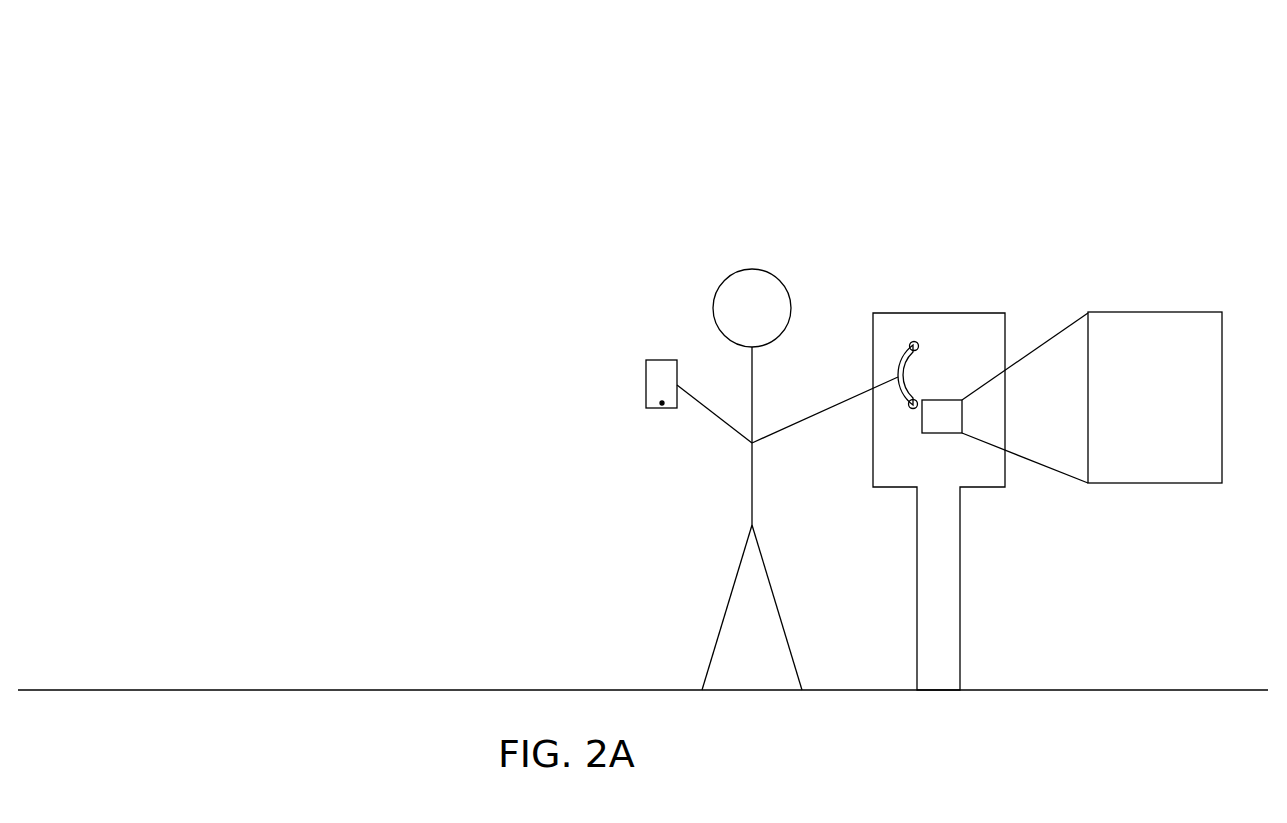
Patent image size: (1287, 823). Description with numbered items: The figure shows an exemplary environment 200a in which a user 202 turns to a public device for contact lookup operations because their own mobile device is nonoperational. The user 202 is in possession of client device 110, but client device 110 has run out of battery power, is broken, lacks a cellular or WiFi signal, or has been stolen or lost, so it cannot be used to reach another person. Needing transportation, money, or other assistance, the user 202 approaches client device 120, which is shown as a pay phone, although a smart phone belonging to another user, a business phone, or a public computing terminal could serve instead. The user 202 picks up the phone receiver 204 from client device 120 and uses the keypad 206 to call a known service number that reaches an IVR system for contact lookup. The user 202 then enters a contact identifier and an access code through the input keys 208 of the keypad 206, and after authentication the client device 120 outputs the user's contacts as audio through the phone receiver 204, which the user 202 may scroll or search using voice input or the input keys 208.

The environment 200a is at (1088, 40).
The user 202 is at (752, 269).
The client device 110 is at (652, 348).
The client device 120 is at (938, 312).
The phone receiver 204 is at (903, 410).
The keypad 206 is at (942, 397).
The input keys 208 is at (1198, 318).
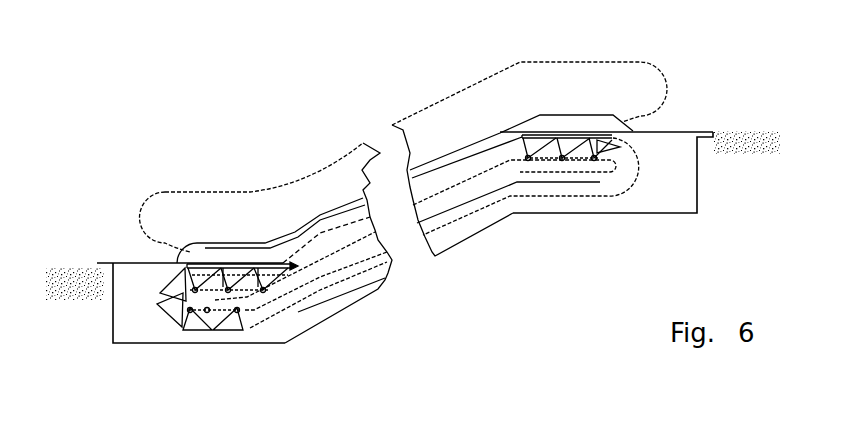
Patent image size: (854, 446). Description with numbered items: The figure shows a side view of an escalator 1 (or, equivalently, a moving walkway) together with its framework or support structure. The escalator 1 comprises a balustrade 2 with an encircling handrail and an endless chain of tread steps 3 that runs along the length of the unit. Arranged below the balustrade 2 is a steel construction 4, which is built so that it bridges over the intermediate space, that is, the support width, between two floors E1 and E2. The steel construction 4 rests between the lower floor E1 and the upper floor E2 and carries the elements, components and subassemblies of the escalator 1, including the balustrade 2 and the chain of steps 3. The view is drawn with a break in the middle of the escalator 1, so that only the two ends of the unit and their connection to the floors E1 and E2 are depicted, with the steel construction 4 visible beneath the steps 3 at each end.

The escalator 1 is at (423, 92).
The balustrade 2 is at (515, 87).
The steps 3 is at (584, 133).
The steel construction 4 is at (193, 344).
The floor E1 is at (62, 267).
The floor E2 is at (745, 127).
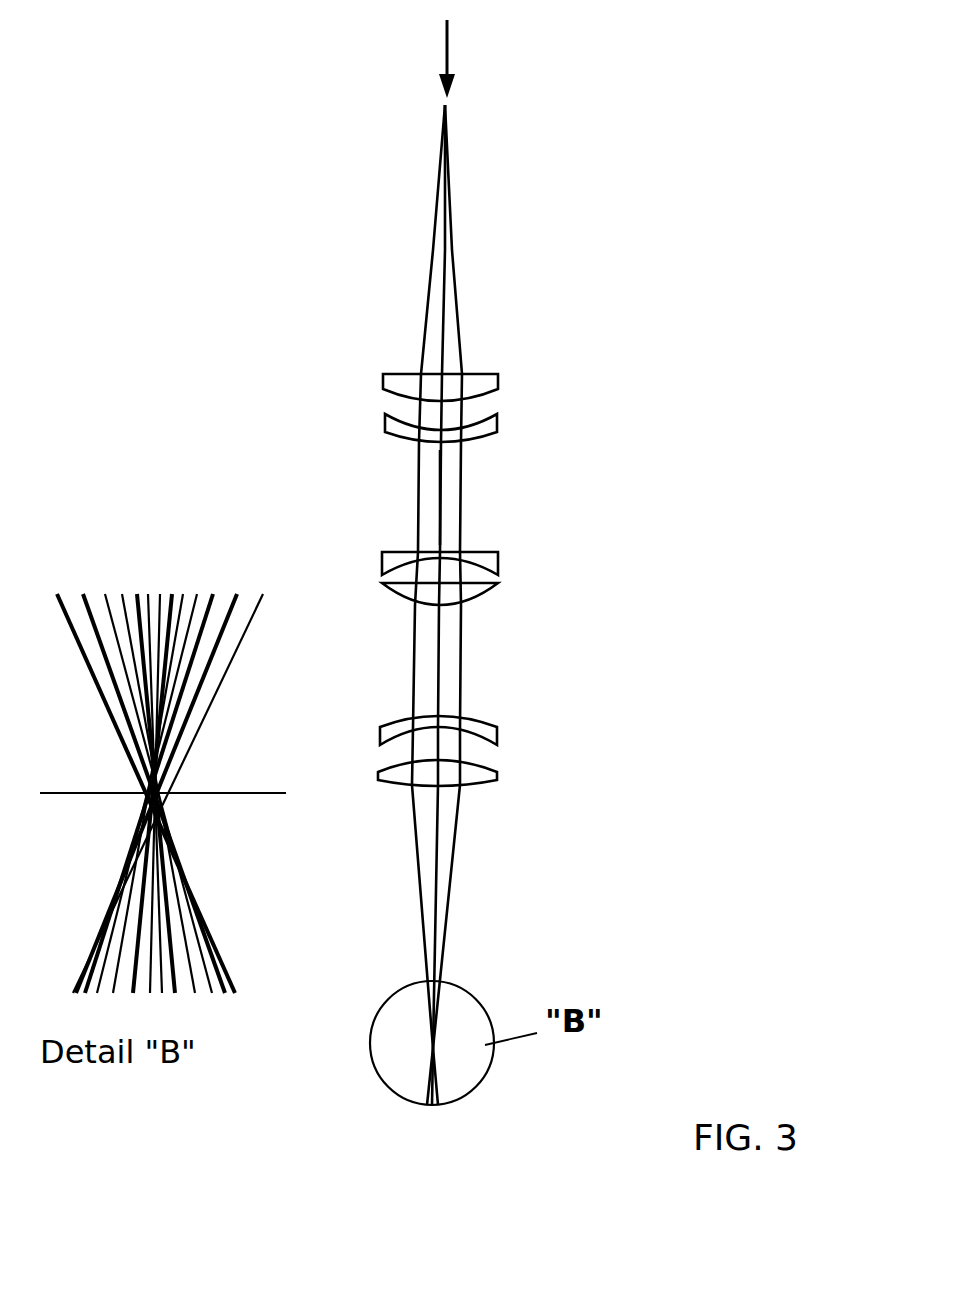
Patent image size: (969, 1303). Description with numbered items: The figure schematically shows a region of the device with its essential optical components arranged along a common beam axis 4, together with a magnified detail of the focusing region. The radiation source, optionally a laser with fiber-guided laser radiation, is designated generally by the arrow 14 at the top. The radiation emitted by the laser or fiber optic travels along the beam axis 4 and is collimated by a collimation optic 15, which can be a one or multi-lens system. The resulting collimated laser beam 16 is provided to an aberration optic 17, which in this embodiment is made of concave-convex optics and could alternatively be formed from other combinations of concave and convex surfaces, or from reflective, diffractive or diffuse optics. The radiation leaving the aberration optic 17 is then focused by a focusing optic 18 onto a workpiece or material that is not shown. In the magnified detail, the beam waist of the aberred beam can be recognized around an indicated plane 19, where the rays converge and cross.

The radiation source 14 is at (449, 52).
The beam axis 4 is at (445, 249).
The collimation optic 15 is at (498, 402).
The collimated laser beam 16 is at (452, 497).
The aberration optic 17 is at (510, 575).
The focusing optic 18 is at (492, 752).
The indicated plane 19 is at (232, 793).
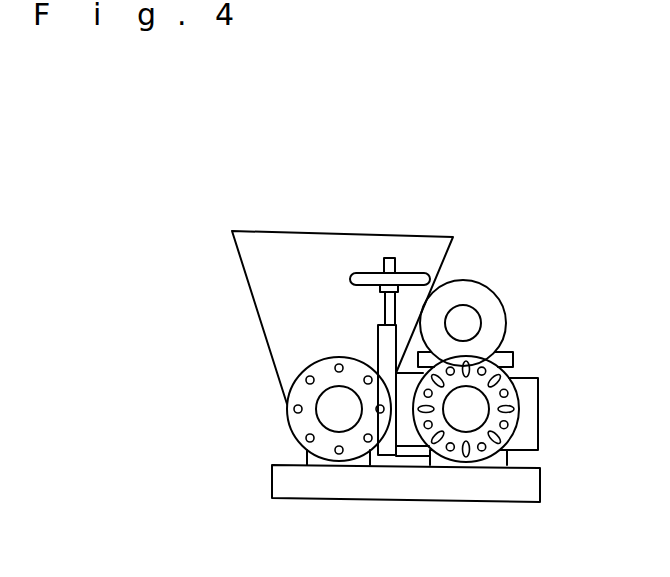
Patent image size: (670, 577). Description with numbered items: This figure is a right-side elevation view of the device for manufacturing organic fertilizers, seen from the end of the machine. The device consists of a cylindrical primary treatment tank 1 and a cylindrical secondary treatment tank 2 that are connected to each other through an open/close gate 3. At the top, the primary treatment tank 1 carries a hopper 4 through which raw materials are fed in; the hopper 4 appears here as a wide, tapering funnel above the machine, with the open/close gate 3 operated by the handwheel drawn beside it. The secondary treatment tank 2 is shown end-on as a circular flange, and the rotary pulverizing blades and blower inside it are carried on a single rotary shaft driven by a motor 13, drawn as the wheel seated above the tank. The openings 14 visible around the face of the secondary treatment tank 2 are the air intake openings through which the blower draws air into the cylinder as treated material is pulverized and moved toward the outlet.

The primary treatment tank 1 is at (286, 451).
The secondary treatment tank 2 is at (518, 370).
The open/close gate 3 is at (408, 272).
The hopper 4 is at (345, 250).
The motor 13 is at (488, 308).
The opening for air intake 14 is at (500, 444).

* * *

Rewrite the data above with every "Patent image size" replaced by "Drawing dimensions" and all other text unchanged. Leave the pictures out of your answer.

Drawing dimensions: (1287, 823). Description with numbered items: The figure shows an exemplary environment 200a in which a user 202 turns to a public device for contact lookup operations because their own mobile device is nonoperational. The user 202 is in possession of client device 110, but client device 110 has run out of battery power, is broken, lacks a cellular or WiFi signal, or has been stolen or lost, so it cannot be used to reach another person. Needing transportation, money, or other assistance, the user 202 approaches client device 120, which is shown as a pay phone, although a smart phone belonging to another user, a business phone, or a public computing terminal could serve instead. The user 202 picks up the phone receiver 204 from client device 120 and uses the keypad 206 to call a known service number that reaches an IVR system for contact lookup. The user 202 then enters a contact identifier and an access code through the input keys 208 of the keypad 206, and after authentication the client device 120 outputs the user's contacts as audio through the phone receiver 204, which the user 202 may scroll or search using voice input or the input keys 208.

The environment 200a is at (1088, 40).
The user 202 is at (752, 269).
The client device 110 is at (652, 348).
The client device 120 is at (938, 312).
The phone receiver 204 is at (903, 410).
The keypad 206 is at (942, 397).
The input keys 208 is at (1198, 318).
Drawing dimensions: (854, 446). Description with numbered items: The figure shows a side view of an escalator 1 (or, equivalently, a moving walkway) together with its framework or support structure. The escalator 1 comprises a balustrade 2 with an encircling handrail and an endless chain of tread steps 3 that runs along the length of the unit. Arranged below the balustrade 2 is a steel construction 4, which is built so that it bridges over the intermediate space, that is, the support width, between two floors E1 and E2. The steel construction 4 rests between the lower floor E1 and the upper floor E2 and carries the elements, components and subassemblies of the escalator 1, including the balustrade 2 and the chain of steps 3. The view is drawn with a break in the middle of the escalator 1, so that only the two ends of the unit and their connection to the floors E1 and E2 are depicted, with the steel construction 4 visible beneath the steps 3 at each end.

The escalator 1 is at (423, 92).
The balustrade 2 is at (515, 87).
The steps 3 is at (584, 133).
The steel construction 4 is at (193, 344).
The floor E1 is at (62, 267).
The floor E2 is at (745, 127).
Drawing dimensions: (969, 1303). Description with numbered items: The figure schematically shows a region of the device with its essential optical components arranged along a common beam axis 4, together with a magnified detail of the focusing region. The radiation source, optionally a laser with fiber-guided laser radiation, is designated generally by the arrow 14 at the top. The radiation emitted by the laser or fiber optic travels along the beam axis 4 and is collimated by a collimation optic 15, which can be a one or multi-lens system. The resulting collimated laser beam 16 is provided to an aberration optic 17, which in this embodiment is made of concave-convex optics and could alternatively be formed from other combinations of concave and convex surfaces, or from reflective, diffractive or diffuse optics. The radiation leaving the aberration optic 17 is then focused by a focusing optic 18 onto a workpiece or material that is not shown. In the magnified detail, the beam waist of the aberred beam can be recognized around an indicated plane 19, where the rays converge and cross.

The radiation source 14 is at (449, 52).
The beam axis 4 is at (445, 249).
The collimation optic 15 is at (498, 402).
The collimated laser beam 16 is at (452, 497).
The aberration optic 17 is at (510, 575).
The focusing optic 18 is at (492, 752).
The indicated plane 19 is at (232, 793).
Drawing dimensions: (670, 577). Description with numbered items: This figure is a right-side elevation view of the device for manufacturing organic fertilizers, seen from the end of the machine. The device consists of a cylindrical primary treatment tank 1 and a cylindrical secondary treatment tank 2 that are connected to each other through an open/close gate 3. At the top, the primary treatment tank 1 carries a hopper 4 through which raw materials are fed in; the hopper 4 appears here as a wide, tapering funnel above the machine, with the open/close gate 3 operated by the handwheel drawn beside it. The secondary treatment tank 2 is shown end-on as a circular flange, and the rotary pulverizing blades and blower inside it are carried on a single rotary shaft driven by a motor 13, drawn as the wheel seated above the tank. The openings 14 visible around the face of the secondary treatment tank 2 are the air intake openings through which the blower draws air into the cylinder as treated material is pulverized and moved toward the outlet.

The primary treatment tank 1 is at (286, 451).
The secondary treatment tank 2 is at (518, 370).
The open/close gate 3 is at (408, 272).
The hopper 4 is at (345, 250).
The motor 13 is at (488, 308).
The opening for air intake 14 is at (500, 444).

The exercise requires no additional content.